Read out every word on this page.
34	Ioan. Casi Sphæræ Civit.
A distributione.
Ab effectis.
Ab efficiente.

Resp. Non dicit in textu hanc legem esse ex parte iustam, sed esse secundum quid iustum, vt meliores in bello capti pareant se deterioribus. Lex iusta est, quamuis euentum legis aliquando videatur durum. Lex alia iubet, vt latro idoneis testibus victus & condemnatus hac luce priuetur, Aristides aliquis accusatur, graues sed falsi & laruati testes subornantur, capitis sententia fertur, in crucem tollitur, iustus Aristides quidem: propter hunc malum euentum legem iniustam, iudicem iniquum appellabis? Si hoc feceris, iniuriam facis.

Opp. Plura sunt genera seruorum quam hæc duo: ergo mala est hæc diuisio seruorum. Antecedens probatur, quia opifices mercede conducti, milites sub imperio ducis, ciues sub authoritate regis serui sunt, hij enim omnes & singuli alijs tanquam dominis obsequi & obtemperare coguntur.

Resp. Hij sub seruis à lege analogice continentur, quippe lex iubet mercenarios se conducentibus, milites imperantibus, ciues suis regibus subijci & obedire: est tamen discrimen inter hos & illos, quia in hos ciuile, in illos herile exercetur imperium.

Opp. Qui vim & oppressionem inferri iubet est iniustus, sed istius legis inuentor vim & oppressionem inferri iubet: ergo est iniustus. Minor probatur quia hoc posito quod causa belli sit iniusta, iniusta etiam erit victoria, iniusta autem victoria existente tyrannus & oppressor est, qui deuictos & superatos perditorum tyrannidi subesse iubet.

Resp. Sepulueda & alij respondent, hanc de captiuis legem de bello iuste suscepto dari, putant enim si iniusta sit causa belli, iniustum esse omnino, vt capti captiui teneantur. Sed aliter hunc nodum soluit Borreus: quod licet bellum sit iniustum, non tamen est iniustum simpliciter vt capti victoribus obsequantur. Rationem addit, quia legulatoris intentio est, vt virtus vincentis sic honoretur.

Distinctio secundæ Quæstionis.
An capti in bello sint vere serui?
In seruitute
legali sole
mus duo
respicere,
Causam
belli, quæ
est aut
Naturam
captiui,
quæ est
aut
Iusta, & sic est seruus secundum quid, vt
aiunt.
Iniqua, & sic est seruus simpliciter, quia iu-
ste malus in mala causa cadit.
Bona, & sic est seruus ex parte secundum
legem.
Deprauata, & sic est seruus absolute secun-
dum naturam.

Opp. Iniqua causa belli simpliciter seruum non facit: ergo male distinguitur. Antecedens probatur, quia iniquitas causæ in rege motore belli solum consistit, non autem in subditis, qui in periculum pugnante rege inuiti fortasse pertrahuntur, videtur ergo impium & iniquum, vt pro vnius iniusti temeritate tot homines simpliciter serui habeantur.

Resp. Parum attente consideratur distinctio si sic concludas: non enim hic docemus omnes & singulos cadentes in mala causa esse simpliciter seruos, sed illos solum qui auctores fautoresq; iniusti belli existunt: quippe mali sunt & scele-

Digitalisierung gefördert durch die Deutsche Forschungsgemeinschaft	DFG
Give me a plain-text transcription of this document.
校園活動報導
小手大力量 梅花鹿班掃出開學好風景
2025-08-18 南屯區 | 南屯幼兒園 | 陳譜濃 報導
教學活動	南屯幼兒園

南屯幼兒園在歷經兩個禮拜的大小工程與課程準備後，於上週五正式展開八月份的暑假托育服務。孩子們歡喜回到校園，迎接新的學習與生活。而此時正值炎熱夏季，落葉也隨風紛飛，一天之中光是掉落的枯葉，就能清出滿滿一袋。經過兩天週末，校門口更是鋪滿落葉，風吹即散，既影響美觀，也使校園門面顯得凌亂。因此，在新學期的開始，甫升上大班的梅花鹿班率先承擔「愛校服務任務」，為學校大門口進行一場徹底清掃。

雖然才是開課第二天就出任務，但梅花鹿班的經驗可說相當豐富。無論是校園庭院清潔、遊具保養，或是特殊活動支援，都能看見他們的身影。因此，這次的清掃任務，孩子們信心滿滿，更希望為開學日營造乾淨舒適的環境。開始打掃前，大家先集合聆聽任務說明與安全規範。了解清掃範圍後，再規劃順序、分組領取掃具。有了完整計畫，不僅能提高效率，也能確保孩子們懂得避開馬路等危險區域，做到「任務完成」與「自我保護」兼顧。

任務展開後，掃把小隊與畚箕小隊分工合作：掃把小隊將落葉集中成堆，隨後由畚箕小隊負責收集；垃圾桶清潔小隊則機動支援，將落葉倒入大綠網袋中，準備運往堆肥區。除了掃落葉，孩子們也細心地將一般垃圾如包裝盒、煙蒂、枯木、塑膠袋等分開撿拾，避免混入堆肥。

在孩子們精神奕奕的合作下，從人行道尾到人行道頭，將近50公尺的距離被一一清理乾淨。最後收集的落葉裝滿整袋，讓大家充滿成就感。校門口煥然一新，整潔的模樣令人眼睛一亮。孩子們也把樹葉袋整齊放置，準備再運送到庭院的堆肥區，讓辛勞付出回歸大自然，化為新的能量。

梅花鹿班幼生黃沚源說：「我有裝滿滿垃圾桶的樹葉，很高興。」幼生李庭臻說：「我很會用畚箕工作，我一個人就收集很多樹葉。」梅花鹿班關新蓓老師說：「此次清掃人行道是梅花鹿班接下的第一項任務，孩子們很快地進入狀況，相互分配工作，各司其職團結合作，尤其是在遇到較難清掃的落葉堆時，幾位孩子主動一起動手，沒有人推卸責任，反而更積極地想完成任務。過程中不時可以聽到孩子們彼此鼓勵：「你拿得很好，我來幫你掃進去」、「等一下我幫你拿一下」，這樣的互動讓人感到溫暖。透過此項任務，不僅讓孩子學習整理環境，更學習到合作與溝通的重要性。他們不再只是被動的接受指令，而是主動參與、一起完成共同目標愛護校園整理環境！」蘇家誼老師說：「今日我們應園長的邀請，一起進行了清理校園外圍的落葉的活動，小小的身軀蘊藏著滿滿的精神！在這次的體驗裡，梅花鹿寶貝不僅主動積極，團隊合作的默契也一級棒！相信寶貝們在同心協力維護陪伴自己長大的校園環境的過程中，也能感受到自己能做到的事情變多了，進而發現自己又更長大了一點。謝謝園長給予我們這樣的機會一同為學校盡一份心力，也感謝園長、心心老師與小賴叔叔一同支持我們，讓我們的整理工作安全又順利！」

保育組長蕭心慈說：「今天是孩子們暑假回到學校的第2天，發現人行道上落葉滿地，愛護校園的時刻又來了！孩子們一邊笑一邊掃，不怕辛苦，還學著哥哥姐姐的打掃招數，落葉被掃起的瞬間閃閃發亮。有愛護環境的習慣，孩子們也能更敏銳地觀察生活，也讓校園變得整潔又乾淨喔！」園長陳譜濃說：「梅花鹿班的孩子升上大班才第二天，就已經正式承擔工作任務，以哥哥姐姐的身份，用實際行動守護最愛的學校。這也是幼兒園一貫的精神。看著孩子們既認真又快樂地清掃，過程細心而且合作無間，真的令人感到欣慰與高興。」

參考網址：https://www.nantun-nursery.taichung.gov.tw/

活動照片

WHAT YOU WILL DO: Check each line of the records above for "captiui", and copy those that have it.

RESPONSE TO THE TASK:
Resp. Sepulueda & alij respondent, hanc de captiuis legem de bello iuste suscepto dari, putant enim si iniusta sit causa belli, iniustum esse omnino, vt capti captiui teneantur. Sed aliter hunc nodum soluit Borreus: quod licet bellum sit iniustum, non tamen est iniustum simpliciter vt capti victoribus obsequantur. Rationem addit, quia legulatoris intentio est, vt virtus vincentis sic honoretur.
captiui,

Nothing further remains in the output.